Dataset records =
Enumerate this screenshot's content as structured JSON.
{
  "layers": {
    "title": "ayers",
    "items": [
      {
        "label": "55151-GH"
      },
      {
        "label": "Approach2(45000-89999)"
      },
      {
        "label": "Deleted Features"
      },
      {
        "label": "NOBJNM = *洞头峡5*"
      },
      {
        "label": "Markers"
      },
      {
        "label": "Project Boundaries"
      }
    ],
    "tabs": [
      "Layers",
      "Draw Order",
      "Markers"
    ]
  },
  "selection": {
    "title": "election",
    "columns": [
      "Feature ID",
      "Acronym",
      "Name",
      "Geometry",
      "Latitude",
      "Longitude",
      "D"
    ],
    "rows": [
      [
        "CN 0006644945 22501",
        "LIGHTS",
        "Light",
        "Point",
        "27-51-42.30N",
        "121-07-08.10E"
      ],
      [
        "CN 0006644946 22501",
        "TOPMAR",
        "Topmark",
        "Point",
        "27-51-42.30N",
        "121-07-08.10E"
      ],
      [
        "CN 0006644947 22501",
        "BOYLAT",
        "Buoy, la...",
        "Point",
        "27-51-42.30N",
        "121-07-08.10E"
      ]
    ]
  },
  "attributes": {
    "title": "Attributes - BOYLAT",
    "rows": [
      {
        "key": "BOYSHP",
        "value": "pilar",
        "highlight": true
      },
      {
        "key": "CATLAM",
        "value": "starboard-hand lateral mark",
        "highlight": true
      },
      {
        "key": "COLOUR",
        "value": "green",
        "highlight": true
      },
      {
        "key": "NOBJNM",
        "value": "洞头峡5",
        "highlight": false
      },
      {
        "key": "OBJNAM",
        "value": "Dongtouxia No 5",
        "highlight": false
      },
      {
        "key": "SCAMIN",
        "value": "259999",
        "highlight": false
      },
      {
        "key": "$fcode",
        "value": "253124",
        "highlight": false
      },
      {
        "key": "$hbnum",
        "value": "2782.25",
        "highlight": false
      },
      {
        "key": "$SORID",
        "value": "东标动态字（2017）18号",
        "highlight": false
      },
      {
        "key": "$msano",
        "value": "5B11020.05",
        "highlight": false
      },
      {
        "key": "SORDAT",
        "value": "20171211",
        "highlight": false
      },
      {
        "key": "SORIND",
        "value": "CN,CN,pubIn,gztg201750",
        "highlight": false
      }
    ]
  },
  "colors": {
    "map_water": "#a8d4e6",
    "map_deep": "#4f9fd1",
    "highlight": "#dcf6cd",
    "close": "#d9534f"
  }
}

Task prompt = Reproduce all the records precisely.

Task solution =
Enumerate this screenshot's content as structured JSON.
{
  "layers": {
    "title": "ayers",
    "items": [
      {
        "label": "55151-GH"
      },
      {
        "label": "Approach2(45000-89999)"
      },
      {
        "label": "Deleted Features"
      },
      {
        "label": "NOBJNM = *洞头峡5*"
      },
      {
        "label": "Markers"
      },
      {
        "label": "Project Boundaries"
      }
    ],
    "tabs": [
      "Layers",
      "Draw Order",
      "Markers"
    ]
  },
  "selection": {
    "title": "election",
    "columns": [
      "Feature ID",
      "Acronym",
      "Name",
      "Geometry",
      "Latitude",
      "Longitude",
      "D"
    ],
    "rows": [
      [
        "CN 0006644945 22501",
        "LIGHTS",
        "Light",
        "Point",
        "27-51-42.30N",
        "121-07-08.10E"
      ],
      [
        "CN 0006644946 22501",
        "TOPMAR",
        "Topmark",
        "Point",
        "27-51-42.30N",
        "121-07-08.10E"
      ],
      [
        "CN 0006644947 22501",
        "BOYLAT",
        "Buoy, la...",
        "Point",
        "27-51-42.30N",
        "121-07-08.10E"
      ]
    ]
  },
  "attributes": {
    "title": "Attributes - BOYLAT",
    "rows": [
      {
        "key": "BOYSHP",
        "value": "pilar",
        "highlight": true
      },
      {
        "key": "CATLAM",
        "value": "starboard-hand lateral mark",
        "highlight": true
      },
      {
        "key": "COLOUR",
        "value": "green",
        "highlight": true
      },
      {
        "key": "NOBJNM",
        "value": "洞头峡5",
        "highlight": false
      },
      {
        "key": "OBJNAM",
        "value": "Dongtouxia No 5",
        "highlight": false
      },
      {
        "key": "SCAMIN",
        "value": "259999",
        "highlight": false
      },
      {
        "key": "$fcode",
        "value": "253124",
        "highlight": false
      },
      {
        "key": "$hbnum",
        "value": "2782.25",
        "highlight": false
      },
      {
        "key": "$SORID",
        "value": "东标动态字（2017）18号",
        "highlight": false
      },
      {
        "key": "$msano",
        "value": "5B11020.05",
        "highlight": false
      },
      {
        "key": "SORDAT",
        "value": "20171211",
        "highlight": false
      },
      {
        "key": "SORIND",
        "value": "CN,CN,pubIn,gztg201750",
        "highlight": false
      }
    ]
  },
  "colors": {
    "map_water": "#a8d4e6",
    "map_deep": "#4f9fd1",
    "highlight": "#dcf6cd",
    "close": "#d9534f"
  }
}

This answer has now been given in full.